#### [TASK TO CARRY OUT]
Copy out every line that contains the word "example".

#### [EXTRACTED INFORMATION]
====

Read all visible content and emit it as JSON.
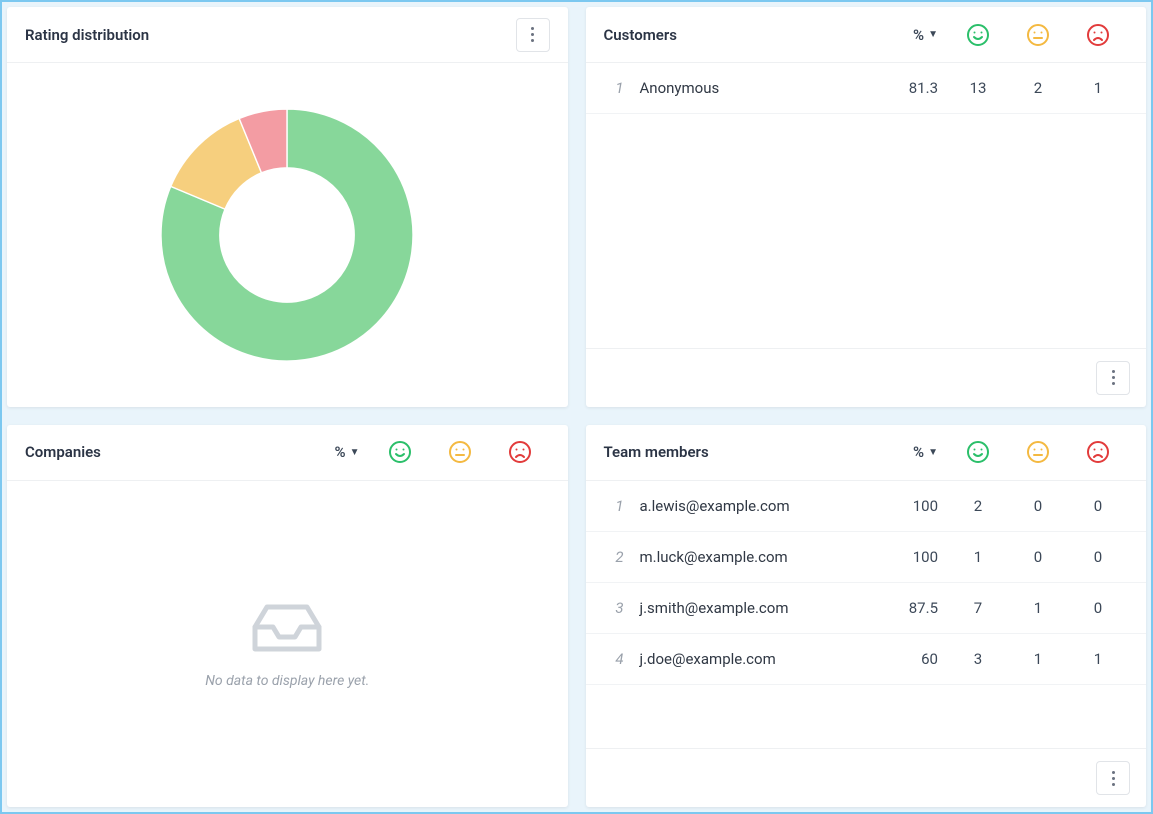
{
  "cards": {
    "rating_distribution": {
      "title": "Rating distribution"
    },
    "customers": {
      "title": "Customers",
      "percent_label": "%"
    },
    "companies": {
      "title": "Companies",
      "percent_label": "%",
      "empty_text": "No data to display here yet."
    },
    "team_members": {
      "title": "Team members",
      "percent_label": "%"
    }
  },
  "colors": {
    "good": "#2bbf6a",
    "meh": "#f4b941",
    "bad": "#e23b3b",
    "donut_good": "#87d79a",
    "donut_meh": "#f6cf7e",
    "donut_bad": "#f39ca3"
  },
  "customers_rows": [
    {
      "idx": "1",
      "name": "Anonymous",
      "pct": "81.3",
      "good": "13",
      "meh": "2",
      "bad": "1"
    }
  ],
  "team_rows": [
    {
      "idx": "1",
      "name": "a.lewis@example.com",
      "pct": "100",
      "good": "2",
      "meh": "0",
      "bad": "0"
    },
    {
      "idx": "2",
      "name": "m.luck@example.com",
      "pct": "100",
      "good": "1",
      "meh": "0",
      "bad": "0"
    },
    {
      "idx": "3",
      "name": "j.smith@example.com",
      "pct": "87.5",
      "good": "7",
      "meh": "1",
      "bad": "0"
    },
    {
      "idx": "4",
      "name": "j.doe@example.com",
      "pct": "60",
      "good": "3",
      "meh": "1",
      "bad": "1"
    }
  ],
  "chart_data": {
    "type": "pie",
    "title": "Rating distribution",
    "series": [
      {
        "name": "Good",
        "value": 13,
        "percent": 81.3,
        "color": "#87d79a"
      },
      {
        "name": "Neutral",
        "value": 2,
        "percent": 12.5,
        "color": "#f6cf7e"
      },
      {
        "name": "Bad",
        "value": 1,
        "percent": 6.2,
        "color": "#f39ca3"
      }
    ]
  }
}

====

#### [FINISHED EXERCISE]
      "name": "a.lewis@example.com",
      "name": "m.luck@example.com",
      "name": "j.smith@example.com",
      "name": "j.doe@example.com",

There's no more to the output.